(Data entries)
--------
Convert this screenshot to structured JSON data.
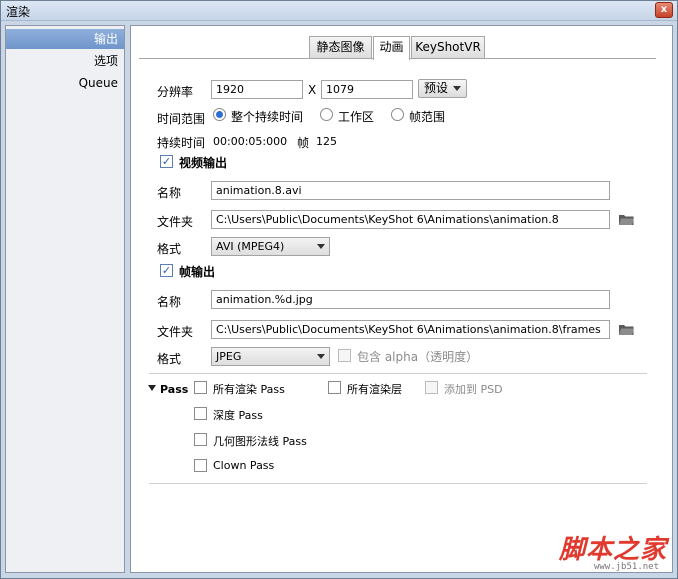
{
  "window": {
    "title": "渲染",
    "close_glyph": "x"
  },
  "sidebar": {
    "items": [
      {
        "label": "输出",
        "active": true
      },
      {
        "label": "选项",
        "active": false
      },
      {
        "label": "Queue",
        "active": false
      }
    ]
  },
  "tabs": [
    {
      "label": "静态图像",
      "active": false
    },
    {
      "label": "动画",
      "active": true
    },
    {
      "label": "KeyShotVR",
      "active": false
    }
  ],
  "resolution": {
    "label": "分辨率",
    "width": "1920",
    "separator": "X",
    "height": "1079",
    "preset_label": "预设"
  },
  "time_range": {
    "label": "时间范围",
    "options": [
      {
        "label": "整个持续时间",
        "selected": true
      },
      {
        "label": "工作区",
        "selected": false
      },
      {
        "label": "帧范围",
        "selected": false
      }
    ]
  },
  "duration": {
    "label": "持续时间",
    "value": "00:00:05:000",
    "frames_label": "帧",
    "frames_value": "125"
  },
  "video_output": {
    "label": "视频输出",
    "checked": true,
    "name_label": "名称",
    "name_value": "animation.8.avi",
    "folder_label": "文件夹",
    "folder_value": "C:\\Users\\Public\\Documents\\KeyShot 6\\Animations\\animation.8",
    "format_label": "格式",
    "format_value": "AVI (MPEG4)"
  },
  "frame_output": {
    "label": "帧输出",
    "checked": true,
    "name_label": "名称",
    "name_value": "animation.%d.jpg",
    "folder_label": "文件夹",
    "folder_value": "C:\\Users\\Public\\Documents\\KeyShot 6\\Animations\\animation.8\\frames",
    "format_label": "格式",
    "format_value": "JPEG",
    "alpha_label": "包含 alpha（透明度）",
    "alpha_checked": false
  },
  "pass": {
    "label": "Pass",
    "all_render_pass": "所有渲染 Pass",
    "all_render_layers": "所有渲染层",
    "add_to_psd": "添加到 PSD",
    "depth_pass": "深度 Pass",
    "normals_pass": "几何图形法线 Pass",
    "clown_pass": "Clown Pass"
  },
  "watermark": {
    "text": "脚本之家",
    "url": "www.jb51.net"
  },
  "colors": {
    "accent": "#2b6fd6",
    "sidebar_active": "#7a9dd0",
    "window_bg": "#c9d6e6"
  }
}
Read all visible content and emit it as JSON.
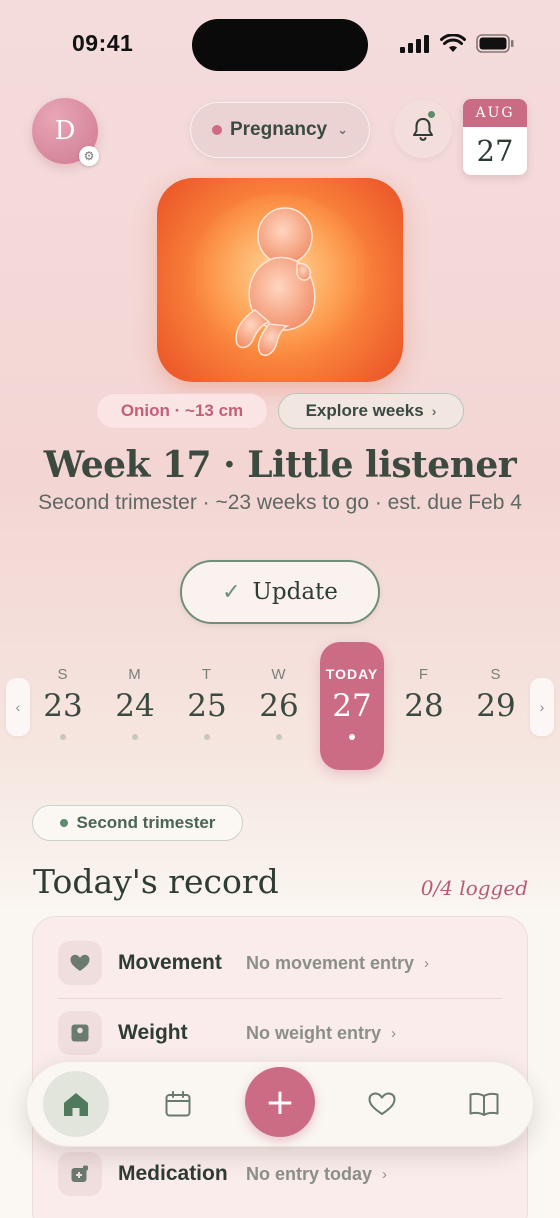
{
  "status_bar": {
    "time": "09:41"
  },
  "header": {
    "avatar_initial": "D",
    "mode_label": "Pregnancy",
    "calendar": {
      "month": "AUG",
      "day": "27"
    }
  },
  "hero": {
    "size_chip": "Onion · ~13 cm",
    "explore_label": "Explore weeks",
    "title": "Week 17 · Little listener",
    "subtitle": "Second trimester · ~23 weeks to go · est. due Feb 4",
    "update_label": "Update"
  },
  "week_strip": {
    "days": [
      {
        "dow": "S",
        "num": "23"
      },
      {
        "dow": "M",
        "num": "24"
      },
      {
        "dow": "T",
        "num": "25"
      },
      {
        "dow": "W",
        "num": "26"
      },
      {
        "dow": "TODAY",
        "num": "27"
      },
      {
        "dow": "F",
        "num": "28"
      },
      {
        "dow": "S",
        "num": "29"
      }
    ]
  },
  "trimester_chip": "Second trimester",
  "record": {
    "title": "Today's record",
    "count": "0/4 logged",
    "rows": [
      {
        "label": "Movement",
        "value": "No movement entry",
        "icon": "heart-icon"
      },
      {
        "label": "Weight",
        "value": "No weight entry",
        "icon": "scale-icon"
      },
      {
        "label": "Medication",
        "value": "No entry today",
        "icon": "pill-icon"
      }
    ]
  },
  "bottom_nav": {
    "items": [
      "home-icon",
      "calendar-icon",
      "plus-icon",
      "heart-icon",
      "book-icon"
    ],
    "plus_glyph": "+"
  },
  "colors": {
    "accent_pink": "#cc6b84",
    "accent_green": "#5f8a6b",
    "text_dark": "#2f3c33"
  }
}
--------
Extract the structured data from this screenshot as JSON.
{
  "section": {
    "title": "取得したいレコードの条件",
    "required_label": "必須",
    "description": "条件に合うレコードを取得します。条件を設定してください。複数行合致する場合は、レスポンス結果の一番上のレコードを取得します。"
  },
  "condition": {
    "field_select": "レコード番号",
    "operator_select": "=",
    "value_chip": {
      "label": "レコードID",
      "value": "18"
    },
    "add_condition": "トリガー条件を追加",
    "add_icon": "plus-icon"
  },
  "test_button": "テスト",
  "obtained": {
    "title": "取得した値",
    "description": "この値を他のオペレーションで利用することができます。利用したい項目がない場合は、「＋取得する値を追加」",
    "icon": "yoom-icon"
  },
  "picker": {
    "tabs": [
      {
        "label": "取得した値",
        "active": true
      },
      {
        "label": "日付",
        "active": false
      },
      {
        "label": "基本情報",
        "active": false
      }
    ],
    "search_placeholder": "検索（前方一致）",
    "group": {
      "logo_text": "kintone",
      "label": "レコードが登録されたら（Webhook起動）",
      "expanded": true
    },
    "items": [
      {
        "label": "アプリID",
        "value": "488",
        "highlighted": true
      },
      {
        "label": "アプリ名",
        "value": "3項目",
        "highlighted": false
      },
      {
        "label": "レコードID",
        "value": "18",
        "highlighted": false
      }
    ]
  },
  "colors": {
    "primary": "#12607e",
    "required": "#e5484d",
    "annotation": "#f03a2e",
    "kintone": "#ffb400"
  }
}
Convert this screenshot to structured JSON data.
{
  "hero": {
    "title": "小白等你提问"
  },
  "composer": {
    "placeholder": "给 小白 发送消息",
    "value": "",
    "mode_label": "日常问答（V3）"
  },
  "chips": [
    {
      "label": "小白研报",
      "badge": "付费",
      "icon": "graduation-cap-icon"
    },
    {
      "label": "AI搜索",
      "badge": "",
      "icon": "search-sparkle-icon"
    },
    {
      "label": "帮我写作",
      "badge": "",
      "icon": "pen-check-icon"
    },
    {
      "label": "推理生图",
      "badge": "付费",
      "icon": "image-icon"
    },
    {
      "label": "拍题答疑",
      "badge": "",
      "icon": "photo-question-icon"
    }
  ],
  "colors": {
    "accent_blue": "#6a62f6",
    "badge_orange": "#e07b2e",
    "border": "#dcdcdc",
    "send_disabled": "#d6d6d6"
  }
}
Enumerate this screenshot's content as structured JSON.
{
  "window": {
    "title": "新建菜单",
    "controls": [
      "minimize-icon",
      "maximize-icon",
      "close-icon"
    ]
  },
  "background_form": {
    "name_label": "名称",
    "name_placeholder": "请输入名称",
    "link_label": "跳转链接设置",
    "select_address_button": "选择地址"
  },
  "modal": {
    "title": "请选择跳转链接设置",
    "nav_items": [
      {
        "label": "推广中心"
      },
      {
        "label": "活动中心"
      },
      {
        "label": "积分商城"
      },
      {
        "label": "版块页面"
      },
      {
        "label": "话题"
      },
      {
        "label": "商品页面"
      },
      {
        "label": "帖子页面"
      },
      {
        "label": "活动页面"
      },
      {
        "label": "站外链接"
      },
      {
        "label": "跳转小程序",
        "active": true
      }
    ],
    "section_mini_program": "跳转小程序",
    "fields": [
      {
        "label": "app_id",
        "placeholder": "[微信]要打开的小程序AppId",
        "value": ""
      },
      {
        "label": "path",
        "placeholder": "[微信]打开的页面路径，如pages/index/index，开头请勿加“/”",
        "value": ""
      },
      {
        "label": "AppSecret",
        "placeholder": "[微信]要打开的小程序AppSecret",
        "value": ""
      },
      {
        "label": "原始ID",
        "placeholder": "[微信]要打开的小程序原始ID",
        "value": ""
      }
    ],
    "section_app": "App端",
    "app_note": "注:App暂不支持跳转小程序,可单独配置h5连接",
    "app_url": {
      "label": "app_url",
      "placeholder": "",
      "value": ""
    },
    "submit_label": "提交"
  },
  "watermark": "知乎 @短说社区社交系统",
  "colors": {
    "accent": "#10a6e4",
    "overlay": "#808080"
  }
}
--------
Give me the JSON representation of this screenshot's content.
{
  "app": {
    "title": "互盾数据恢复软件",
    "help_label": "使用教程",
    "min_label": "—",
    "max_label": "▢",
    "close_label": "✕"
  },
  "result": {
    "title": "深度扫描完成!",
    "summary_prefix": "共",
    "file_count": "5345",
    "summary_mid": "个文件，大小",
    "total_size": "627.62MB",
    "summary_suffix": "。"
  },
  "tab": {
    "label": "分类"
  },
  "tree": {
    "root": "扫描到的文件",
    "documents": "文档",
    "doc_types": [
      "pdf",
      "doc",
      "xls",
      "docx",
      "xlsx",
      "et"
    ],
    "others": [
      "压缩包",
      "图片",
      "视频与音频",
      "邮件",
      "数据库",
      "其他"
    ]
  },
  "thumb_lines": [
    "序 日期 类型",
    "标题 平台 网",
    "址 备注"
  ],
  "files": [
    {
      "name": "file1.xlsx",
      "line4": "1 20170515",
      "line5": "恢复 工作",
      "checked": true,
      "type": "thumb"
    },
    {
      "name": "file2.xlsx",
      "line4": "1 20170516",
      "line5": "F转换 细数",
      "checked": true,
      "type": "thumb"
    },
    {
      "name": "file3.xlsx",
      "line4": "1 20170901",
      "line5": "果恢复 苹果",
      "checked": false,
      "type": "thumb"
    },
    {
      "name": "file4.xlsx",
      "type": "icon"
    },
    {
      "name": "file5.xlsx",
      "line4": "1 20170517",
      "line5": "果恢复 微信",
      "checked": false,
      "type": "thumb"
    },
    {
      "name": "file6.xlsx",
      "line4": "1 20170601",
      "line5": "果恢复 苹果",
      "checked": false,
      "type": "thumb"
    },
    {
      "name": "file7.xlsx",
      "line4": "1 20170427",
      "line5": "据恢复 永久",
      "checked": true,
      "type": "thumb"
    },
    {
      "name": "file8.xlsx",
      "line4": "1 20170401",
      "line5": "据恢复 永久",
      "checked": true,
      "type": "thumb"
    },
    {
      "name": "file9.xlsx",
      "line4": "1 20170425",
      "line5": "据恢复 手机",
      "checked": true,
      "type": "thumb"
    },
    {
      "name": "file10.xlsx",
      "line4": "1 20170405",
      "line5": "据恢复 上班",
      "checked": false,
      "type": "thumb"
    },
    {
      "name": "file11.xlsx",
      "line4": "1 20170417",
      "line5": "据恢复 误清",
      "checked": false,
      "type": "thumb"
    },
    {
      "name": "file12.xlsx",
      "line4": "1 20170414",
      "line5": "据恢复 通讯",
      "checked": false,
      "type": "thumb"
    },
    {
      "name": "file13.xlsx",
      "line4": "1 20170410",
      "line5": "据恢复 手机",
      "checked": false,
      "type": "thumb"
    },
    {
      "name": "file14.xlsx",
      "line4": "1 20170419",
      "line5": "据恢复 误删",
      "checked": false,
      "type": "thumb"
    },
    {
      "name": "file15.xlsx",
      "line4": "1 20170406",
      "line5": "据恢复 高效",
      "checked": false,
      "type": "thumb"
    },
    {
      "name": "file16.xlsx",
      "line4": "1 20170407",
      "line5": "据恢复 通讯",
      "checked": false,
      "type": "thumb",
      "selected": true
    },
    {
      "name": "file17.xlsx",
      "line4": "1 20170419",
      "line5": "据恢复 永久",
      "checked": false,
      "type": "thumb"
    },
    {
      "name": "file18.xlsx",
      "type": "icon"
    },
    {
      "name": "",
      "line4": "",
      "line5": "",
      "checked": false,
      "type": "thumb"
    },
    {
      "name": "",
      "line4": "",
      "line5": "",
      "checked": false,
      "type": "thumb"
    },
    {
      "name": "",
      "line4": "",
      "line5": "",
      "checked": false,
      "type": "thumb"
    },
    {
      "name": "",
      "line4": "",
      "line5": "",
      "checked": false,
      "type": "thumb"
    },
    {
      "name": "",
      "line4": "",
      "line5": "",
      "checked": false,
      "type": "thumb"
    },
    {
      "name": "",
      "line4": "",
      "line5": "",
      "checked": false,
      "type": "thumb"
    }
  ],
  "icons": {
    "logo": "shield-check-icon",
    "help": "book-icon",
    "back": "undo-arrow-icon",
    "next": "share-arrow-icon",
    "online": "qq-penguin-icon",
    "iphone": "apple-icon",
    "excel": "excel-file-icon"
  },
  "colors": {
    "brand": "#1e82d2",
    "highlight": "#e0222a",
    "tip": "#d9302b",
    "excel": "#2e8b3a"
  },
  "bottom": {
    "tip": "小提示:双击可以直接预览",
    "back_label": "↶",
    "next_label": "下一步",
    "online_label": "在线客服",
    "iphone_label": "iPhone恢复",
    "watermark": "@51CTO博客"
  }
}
--------
*What is needed*. Show all lines in the entries above where the string "entry" appears.

*Exercise answer*.
        "value": "No movement entry",
        "value": "No weight entry",
        "value": "No entry today",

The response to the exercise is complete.